Lines containing "denir" are to be counted. Report the count alone.
================
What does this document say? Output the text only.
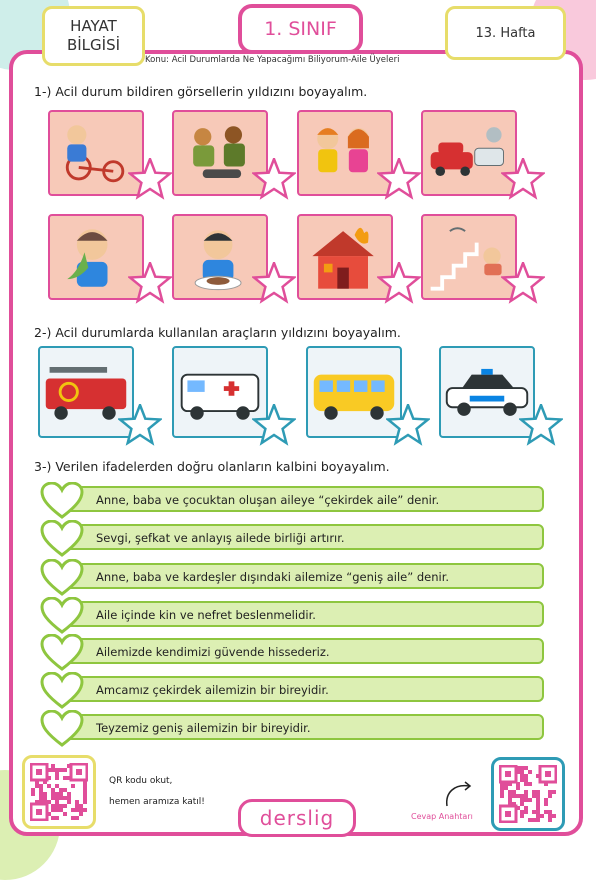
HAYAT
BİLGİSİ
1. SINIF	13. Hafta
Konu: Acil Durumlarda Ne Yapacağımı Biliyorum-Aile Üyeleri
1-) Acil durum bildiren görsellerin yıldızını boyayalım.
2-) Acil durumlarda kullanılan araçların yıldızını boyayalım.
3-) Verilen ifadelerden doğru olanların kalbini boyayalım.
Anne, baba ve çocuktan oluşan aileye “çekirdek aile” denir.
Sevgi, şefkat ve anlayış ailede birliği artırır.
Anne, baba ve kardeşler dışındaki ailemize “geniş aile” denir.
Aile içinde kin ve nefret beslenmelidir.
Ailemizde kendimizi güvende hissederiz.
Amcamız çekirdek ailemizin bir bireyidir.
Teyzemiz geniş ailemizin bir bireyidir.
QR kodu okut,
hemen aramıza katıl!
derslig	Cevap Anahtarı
================
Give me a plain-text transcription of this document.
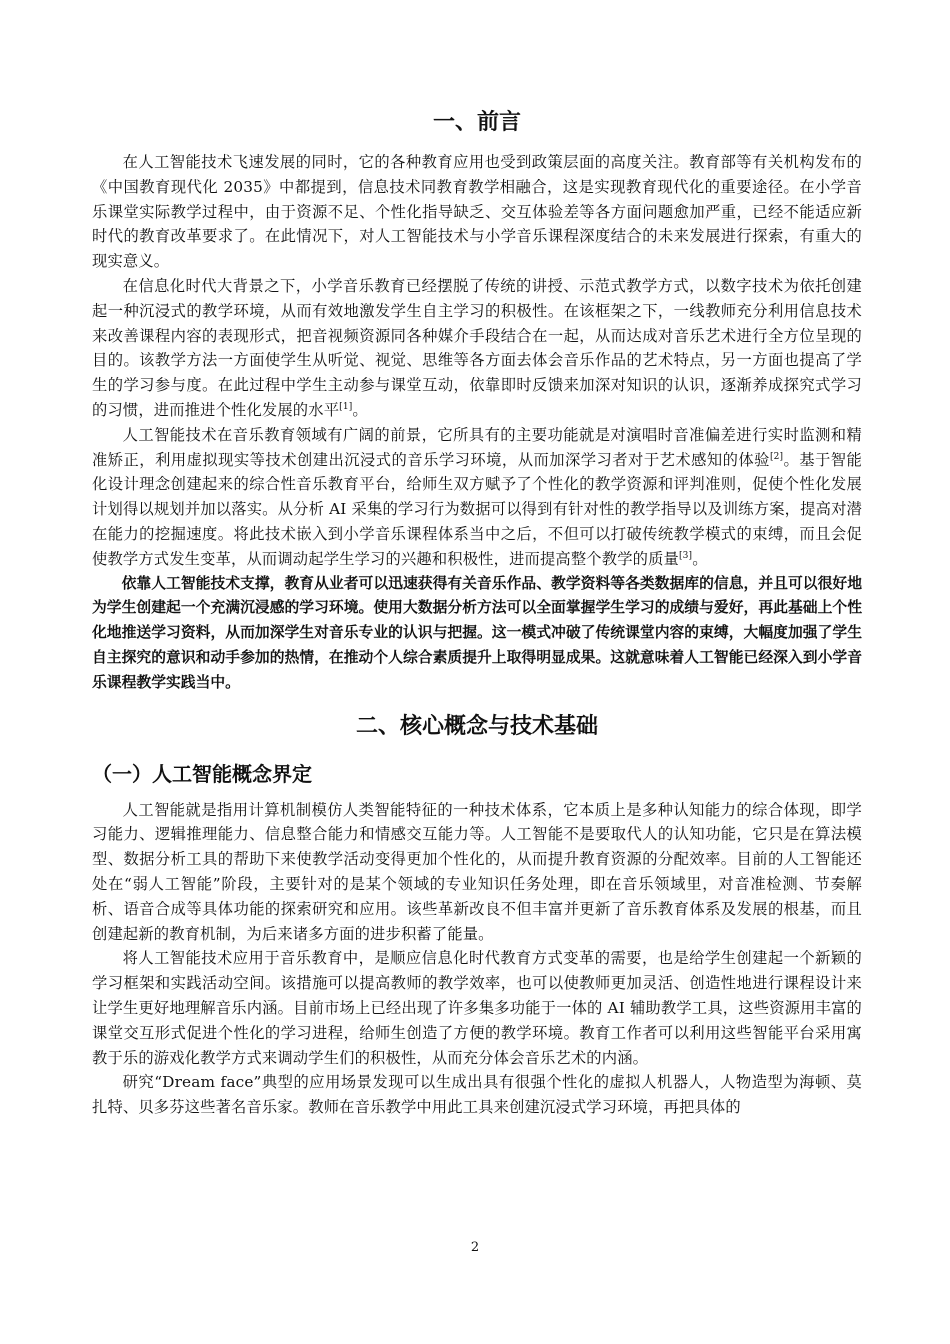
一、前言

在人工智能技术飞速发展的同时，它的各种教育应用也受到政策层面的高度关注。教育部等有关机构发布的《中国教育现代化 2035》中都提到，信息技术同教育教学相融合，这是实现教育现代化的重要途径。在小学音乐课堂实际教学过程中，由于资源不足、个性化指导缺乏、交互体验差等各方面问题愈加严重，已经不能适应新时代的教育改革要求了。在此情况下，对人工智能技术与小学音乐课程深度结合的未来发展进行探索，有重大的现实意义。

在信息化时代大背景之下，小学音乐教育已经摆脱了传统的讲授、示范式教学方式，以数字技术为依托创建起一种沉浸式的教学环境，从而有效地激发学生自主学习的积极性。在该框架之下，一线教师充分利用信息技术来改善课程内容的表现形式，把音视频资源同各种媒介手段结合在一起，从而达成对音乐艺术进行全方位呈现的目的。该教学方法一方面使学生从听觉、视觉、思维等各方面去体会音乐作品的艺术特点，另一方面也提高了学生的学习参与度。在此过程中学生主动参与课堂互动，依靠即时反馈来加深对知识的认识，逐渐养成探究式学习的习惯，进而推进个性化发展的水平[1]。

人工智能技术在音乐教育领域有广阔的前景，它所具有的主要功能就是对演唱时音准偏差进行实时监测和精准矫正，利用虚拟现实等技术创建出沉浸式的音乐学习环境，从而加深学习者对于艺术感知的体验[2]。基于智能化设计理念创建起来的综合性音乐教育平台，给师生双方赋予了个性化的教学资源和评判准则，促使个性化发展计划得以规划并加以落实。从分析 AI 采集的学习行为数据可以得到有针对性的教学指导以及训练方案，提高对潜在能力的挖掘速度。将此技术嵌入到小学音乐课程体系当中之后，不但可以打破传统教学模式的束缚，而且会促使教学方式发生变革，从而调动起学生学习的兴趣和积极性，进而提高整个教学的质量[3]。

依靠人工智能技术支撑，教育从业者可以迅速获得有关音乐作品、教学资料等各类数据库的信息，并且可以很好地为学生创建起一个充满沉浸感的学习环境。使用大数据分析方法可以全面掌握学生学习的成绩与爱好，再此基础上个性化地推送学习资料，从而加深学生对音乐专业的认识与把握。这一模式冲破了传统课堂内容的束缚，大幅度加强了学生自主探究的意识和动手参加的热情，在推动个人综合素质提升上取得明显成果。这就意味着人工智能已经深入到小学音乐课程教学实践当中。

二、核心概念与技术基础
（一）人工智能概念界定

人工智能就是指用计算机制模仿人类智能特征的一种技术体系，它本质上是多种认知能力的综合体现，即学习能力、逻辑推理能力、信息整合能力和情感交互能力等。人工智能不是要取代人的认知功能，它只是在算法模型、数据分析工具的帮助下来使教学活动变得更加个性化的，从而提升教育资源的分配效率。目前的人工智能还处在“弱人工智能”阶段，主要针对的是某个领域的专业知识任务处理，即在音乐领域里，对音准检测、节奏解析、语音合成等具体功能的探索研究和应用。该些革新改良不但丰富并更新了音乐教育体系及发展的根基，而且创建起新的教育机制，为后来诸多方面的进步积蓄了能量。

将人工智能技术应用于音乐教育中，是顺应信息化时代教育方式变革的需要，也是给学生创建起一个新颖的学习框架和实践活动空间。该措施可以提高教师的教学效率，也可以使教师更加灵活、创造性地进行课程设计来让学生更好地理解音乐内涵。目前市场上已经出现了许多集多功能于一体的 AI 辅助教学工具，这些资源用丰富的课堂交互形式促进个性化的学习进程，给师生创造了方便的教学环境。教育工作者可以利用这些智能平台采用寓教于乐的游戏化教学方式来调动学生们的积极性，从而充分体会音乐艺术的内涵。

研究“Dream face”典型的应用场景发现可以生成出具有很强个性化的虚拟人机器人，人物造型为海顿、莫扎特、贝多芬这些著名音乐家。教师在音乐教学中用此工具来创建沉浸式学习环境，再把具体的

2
================
■ SOLVED PROBLEM: 2